Written request – Please rewrite the listing, changing every "data-point" to "scatter-point" and leaving everything else untouched.

(begin)

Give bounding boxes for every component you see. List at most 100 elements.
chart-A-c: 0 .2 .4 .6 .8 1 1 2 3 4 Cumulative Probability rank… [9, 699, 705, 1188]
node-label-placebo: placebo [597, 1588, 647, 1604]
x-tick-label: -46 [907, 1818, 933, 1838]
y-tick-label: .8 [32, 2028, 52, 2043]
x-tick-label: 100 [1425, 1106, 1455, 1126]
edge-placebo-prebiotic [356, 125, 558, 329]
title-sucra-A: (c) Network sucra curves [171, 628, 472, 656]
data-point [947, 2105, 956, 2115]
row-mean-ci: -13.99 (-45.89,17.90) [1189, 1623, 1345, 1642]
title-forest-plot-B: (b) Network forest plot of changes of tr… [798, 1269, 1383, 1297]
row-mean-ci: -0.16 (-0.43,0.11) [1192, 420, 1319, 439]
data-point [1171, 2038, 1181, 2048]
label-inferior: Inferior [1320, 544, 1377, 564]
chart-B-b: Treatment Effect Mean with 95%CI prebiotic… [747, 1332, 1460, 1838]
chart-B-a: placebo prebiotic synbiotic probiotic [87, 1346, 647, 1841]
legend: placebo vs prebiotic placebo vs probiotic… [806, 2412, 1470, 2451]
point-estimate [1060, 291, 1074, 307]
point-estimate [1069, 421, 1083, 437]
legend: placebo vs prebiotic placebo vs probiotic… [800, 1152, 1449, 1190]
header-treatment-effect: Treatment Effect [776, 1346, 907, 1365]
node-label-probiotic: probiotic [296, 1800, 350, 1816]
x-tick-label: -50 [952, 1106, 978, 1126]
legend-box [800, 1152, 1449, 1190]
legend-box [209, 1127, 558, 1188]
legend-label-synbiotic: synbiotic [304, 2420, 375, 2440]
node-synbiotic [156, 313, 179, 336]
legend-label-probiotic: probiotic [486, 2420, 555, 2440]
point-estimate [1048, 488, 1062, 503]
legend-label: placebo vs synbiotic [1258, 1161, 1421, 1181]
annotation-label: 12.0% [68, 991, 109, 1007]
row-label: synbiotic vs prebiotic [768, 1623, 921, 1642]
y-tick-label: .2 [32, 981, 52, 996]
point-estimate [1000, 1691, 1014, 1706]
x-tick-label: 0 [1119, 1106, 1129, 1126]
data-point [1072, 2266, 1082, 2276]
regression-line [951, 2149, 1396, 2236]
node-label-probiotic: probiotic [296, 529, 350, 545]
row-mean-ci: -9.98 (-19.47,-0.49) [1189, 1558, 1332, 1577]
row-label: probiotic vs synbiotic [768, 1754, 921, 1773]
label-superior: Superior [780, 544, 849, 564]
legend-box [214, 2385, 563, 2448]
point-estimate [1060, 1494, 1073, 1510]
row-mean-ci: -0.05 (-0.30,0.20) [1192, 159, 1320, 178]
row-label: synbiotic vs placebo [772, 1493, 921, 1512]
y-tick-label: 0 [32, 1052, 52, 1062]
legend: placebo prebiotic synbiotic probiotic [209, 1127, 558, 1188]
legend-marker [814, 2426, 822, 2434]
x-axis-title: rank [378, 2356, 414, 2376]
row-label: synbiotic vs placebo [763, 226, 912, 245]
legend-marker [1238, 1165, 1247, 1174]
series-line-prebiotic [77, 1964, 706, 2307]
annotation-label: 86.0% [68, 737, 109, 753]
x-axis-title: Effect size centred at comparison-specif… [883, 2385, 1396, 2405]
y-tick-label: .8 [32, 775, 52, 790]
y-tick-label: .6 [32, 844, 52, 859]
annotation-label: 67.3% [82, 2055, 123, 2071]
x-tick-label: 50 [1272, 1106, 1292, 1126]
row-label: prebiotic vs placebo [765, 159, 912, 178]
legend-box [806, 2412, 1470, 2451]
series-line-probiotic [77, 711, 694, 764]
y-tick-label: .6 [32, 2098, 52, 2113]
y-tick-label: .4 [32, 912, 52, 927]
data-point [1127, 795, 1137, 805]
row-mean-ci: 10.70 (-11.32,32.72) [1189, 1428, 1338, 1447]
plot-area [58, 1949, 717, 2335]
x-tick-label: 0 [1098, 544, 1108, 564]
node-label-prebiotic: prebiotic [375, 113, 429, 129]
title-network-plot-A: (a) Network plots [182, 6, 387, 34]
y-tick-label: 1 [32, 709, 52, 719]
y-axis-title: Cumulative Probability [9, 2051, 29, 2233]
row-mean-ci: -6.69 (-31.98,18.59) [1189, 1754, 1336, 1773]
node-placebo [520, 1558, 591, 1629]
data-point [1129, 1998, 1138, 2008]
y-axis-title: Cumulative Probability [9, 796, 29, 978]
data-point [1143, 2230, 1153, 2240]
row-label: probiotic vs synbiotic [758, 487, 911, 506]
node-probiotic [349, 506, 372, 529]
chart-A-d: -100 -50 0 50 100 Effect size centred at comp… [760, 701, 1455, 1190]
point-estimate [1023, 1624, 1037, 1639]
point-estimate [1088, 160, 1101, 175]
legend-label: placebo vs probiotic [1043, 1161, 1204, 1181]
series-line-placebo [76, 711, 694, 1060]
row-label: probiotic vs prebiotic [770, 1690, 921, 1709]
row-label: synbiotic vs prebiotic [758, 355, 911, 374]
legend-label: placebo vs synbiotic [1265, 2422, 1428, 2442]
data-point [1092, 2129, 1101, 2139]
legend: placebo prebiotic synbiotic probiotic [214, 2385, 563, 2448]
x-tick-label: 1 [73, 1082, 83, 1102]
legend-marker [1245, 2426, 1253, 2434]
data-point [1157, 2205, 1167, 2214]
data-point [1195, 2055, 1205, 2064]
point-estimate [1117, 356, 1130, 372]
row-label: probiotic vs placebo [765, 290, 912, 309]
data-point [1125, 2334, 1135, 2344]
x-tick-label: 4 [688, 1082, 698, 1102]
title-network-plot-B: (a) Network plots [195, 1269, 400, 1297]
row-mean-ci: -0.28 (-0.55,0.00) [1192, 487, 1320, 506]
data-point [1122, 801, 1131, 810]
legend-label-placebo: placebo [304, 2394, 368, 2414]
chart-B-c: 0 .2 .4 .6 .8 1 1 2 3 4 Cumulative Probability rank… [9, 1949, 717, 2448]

(end)

Solution to this task –
Give bounding boxes for every component you see. List at most 100 elements.
chart-A-c: 0 .2 .4 .6 .8 1 1 2 3 4 Cumulative Probability rank… [9, 699, 705, 1188]
node-label-placebo: placebo [597, 1588, 647, 1604]
x-tick-label: -46 [907, 1818, 933, 1838]
y-tick-label: .8 [32, 2028, 52, 2043]
x-tick-label: 100 [1425, 1106, 1455, 1126]
edge-placebo-prebiotic [356, 125, 558, 329]
title-sucra-A: (c) Network sucra curves [171, 628, 472, 656]
scatter-point [947, 2105, 956, 2115]
row-mean-ci: -13.99 (-45.89,17.90) [1189, 1623, 1345, 1642]
title-forest-plot-B: (b) Network forest plot of changes of tr… [798, 1269, 1383, 1297]
row-mean-ci: -0.16 (-0.43,0.11) [1192, 420, 1319, 439]
scatter-point [1171, 2038, 1181, 2048]
label-inferior: Inferior [1320, 544, 1377, 564]
chart-B-b: Treatment Effect Mean with 95%CI prebiotic… [747, 1332, 1460, 1838]
chart-B-a: placebo prebiotic synbiotic probiotic [87, 1346, 647, 1841]
legend: placebo vs prebiotic placebo vs probiotic… [806, 2412, 1470, 2451]
point-estimate [1060, 291, 1074, 307]
point-estimate [1069, 421, 1083, 437]
legend: placebo vs prebiotic placebo vs probiotic… [800, 1152, 1449, 1190]
header-treatment-effect: Treatment Effect [776, 1346, 907, 1365]
node-label-probiotic: probiotic [296, 1800, 350, 1816]
x-tick-label: -50 [952, 1106, 978, 1126]
legend-box [800, 1152, 1449, 1190]
legend-box [209, 1127, 558, 1188]
legend-label-synbiotic: synbiotic [304, 2420, 375, 2440]
node-synbiotic [156, 313, 179, 336]
legend-label-probiotic: probiotic [486, 2420, 555, 2440]
point-estimate [1048, 488, 1062, 503]
legend-label: placebo vs synbiotic [1258, 1161, 1421, 1181]
annotation-label: 12.0% [68, 991, 109, 1007]
row-label: synbiotic vs prebiotic [768, 1623, 921, 1642]
y-tick-label: .2 [32, 981, 52, 996]
point-estimate [1000, 1691, 1014, 1706]
x-tick-label: 0 [1119, 1106, 1129, 1126]
scatter-point [1072, 2266, 1082, 2276]
regression-line [951, 2149, 1396, 2236]
node-label-probiotic: probiotic [296, 529, 350, 545]
row-mean-ci: -9.98 (-19.47,-0.49) [1189, 1558, 1332, 1577]
row-label: probiotic vs synbiotic [768, 1754, 921, 1773]
label-superior: Superior [780, 544, 849, 564]
legend-box [214, 2385, 563, 2448]
point-estimate [1060, 1494, 1073, 1510]
row-mean-ci: -0.05 (-0.30,0.20) [1192, 159, 1320, 178]
row-label: synbiotic vs placebo [772, 1493, 921, 1512]
y-tick-label: 0 [32, 1052, 52, 1062]
legend: placebo prebiotic synbiotic probiotic [209, 1127, 558, 1188]
legend-marker [814, 2426, 822, 2434]
x-axis-title: rank [378, 2356, 414, 2376]
row-label: synbiotic vs placebo [763, 226, 912, 245]
legend-marker [1238, 1165, 1247, 1174]
series-line-prebiotic [77, 1964, 706, 2307]
annotation-label: 86.0% [68, 737, 109, 753]
x-axis-title: Effect size centred at comparison-specif… [883, 2385, 1396, 2405]
y-tick-label: .8 [32, 775, 52, 790]
y-tick-label: .6 [32, 844, 52, 859]
annotation-label: 67.3% [82, 2055, 123, 2071]
x-tick-label: 50 [1272, 1106, 1292, 1126]
row-label: prebiotic vs placebo [765, 159, 912, 178]
legend-box [806, 2412, 1470, 2451]
series-line-probiotic [77, 711, 694, 764]
y-tick-label: .6 [32, 2098, 52, 2113]
y-tick-label: .4 [32, 912, 52, 927]
scatter-point [1127, 795, 1137, 805]
row-mean-ci: 10.70 (-11.32,32.72) [1189, 1428, 1338, 1447]
plot-area [58, 1949, 717, 2335]
x-tick-label: 0 [1098, 544, 1108, 564]
node-label-prebiotic: prebiotic [375, 113, 429, 129]
title-network-plot-A: (a) Network plots [182, 6, 387, 34]
y-tick-label: 1 [32, 709, 52, 719]
y-axis-title: Cumulative Probability [9, 2051, 29, 2233]
row-mean-ci: -6.69 (-31.98,18.59) [1189, 1754, 1336, 1773]
node-placebo [520, 1558, 591, 1629]
scatter-point [1129, 1998, 1138, 2008]
y-axis-title: Cumulative Probability [9, 796, 29, 978]
scatter-point [1143, 2230, 1153, 2240]
row-label: probiotic vs synbiotic [758, 487, 911, 506]
node-probiotic [349, 506, 372, 529]
chart-A-d: -100 -50 0 50 100 Effect size centred at comp… [760, 701, 1455, 1190]
point-estimate [1023, 1624, 1037, 1639]
point-estimate [1088, 160, 1101, 175]
legend-label: placebo vs probiotic [1043, 1161, 1204, 1181]
series-line-placebo [76, 711, 694, 1060]
row-label: probiotic vs prebiotic [770, 1690, 921, 1709]
row-label: synbiotic vs prebiotic [758, 355, 911, 374]
legend-label: placebo vs synbiotic [1265, 2422, 1428, 2442]
scatter-point [1092, 2129, 1101, 2139]
legend: placebo prebiotic synbiotic probiotic [214, 2385, 563, 2448]
x-tick-label: 1 [73, 1082, 83, 1102]
legend-marker [1245, 2426, 1253, 2434]
scatter-point [1157, 2205, 1167, 2214]
scatter-point [1195, 2055, 1205, 2064]
point-estimate [1117, 356, 1130, 372]
row-label: probiotic vs placebo [765, 290, 912, 309]
scatter-point [1125, 2334, 1135, 2344]
x-tick-label: 4 [688, 1082, 698, 1102]
title-network-plot-B: (a) Network plots [195, 1269, 400, 1297]
row-mean-ci: -0.28 (-0.55,0.00) [1192, 487, 1320, 506]
scatter-point [1122, 801, 1131, 810]
legend-label-placebo: placebo [304, 2394, 368, 2414]
chart-B-c: 0 .2 .4 .6 .8 1 1 2 3 4 Cumulative Probability rank… [9, 1949, 717, 2448]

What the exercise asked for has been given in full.